## What the task requires
Give all of the lines again, with nothing added or dropped.
▼
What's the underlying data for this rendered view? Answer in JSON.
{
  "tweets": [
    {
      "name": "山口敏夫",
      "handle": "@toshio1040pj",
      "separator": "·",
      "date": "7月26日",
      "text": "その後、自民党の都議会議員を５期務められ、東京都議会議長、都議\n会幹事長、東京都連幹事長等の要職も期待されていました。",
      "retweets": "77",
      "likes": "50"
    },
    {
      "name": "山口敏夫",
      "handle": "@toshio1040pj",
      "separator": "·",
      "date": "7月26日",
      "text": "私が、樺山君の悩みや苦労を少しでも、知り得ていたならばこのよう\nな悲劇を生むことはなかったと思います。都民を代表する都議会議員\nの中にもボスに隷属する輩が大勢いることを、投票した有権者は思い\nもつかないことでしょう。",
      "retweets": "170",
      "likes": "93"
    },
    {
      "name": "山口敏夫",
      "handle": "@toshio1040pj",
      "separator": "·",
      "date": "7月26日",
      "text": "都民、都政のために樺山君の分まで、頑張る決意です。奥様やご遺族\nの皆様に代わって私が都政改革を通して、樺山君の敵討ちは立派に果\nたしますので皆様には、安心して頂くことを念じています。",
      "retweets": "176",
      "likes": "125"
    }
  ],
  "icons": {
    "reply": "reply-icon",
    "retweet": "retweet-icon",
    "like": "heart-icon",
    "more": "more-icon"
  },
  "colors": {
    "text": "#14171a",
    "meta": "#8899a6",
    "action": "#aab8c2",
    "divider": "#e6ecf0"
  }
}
▲
## Finished answer
What's the underlying data for this rendered view? Answer in JSON.
{
  "tweets": [
    {
      "name": "山口敏夫",
      "handle": "@toshio1040pj",
      "separator": "·",
      "date": "7月26日",
      "text": "その後、自民党の都議会議員を５期務められ、東京都議会議長、都議\n会幹事長、東京都連幹事長等の要職も期待されていました。",
      "retweets": "77",
      "likes": "50"
    },
    {
      "name": "山口敏夫",
      "handle": "@toshio1040pj",
      "separator": "·",
      "date": "7月26日",
      "text": "私が、樺山君の悩みや苦労を少しでも、知り得ていたならばこのよう\nな悲劇を生むことはなかったと思います。都民を代表する都議会議員\nの中にもボスに隷属する輩が大勢いることを、投票した有権者は思い\nもつかないことでしょう。",
      "retweets": "170",
      "likes": "93"
    },
    {
      "name": "山口敏夫",
      "handle": "@toshio1040pj",
      "separator": "·",
      "date": "7月26日",
      "text": "都民、都政のために樺山君の分まで、頑張る決意です。奥様やご遺族\nの皆様に代わって私が都政改革を通して、樺山君の敵討ちは立派に果\nたしますので皆様には、安心して頂くことを念じています。",
      "retweets": "176",
      "likes": "125"
    }
  ],
  "icons": {
    "reply": "reply-icon",
    "retweet": "retweet-icon",
    "like": "heart-icon",
    "more": "more-icon"
  },
  "colors": {
    "text": "#14171a",
    "meta": "#8899a6",
    "action": "#aab8c2",
    "divider": "#e6ecf0"
  }
}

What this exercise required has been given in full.